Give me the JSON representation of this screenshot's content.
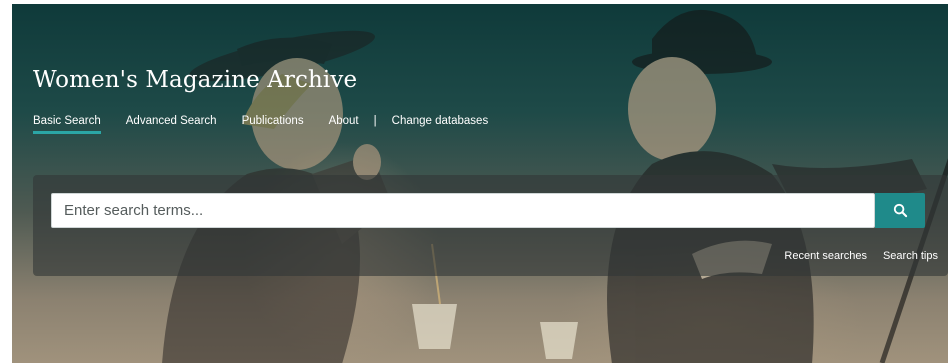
{
  "header": {
    "title": "Women's Magazine Archive"
  },
  "nav": {
    "items": [
      {
        "label": "Basic Search",
        "active": true
      },
      {
        "label": "Advanced Search"
      },
      {
        "label": "Publications"
      },
      {
        "label": "About"
      }
    ],
    "separator": "|",
    "change_db": "Change databases"
  },
  "search": {
    "placeholder": "Enter search terms..."
  },
  "links": {
    "recent": "Recent searches",
    "tips": "Search tips"
  },
  "icons": {
    "search_button": "search-icon"
  },
  "colors": {
    "accent": "#1f8a8a",
    "active_underline": "#2ba6a6",
    "header_bg": "#0f3a3a"
  }
}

---------------

**GOAL:** Reproduce the records verbatim, omitting all images they contain.

**SOLVED PROBLEM:**
Give me the JSON representation of this screenshot's content.
{
  "header": {
    "title": "Women's Magazine Archive"
  },
  "nav": {
    "items": [
      {
        "label": "Basic Search",
        "active": true
      },
      {
        "label": "Advanced Search"
      },
      {
        "label": "Publications"
      },
      {
        "label": "About"
      }
    ],
    "separator": "|",
    "change_db": "Change databases"
  },
  "search": {
    "placeholder": "Enter search terms..."
  },
  "links": {
    "recent": "Recent searches",
    "tips": "Search tips"
  },
  "icons": {
    "search_button": "search-icon"
  },
  "colors": {
    "accent": "#1f8a8a",
    "active_underline": "#2ba6a6",
    "header_bg": "#0f3a3a"
  }
}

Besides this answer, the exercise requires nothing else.